▶ _Exercise aim_
Where a line in the listing below contains the word "name", copy that line.

Stored data
>> Begin

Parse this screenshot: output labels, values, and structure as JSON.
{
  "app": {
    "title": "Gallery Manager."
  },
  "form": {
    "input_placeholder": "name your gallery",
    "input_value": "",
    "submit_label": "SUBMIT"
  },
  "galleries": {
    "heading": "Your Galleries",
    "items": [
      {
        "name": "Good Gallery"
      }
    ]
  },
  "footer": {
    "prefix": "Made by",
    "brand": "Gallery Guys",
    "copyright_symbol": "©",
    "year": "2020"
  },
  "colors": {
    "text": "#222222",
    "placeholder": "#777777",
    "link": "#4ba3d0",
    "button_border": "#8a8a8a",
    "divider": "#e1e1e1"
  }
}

>> End

▶ _Exercise response_
    "input_placeholder": "name your gallery",
        "name": "Good Gallery"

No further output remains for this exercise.